(Collected data entries)

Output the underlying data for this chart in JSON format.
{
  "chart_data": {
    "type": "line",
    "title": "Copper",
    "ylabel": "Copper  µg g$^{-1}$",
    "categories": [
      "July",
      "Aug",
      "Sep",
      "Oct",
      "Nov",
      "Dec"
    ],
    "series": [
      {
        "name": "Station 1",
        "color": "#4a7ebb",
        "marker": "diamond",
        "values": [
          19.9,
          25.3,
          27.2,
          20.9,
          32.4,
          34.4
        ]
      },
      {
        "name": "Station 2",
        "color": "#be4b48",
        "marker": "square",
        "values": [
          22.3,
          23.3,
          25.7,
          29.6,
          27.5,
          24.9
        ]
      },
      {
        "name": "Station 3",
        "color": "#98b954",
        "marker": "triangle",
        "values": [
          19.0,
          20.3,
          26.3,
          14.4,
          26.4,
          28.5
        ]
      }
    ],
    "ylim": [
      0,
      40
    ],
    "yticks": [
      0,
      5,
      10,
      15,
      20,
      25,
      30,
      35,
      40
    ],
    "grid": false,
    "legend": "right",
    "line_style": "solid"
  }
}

_The request:_
Every entry above should be retyped exactly as shown.

_Response to this task:_
Output the underlying data for this chart in JSON format.
{
  "chart_data": {
    "type": "line",
    "title": "Copper",
    "ylabel": "Copper  µg g$^{-1}$",
    "categories": [
      "July",
      "Aug",
      "Sep",
      "Oct",
      "Nov",
      "Dec"
    ],
    "series": [
      {
        "name": "Station 1",
        "color": "#4a7ebb",
        "marker": "diamond",
        "values": [
          19.9,
          25.3,
          27.2,
          20.9,
          32.4,
          34.4
        ]
      },
      {
        "name": "Station 2",
        "color": "#be4b48",
        "marker": "square",
        "values": [
          22.3,
          23.3,
          25.7,
          29.6,
          27.5,
          24.9
        ]
      },
      {
        "name": "Station 3",
        "color": "#98b954",
        "marker": "triangle",
        "values": [
          19.0,
          20.3,
          26.3,
          14.4,
          26.4,
          28.5
        ]
      }
    ],
    "ylim": [
      0,
      40
    ],
    "yticks": [
      0,
      5,
      10,
      15,
      20,
      25,
      30,
      35,
      40
    ],
    "grid": false,
    "legend": "right",
    "line_style": "solid"
  }
}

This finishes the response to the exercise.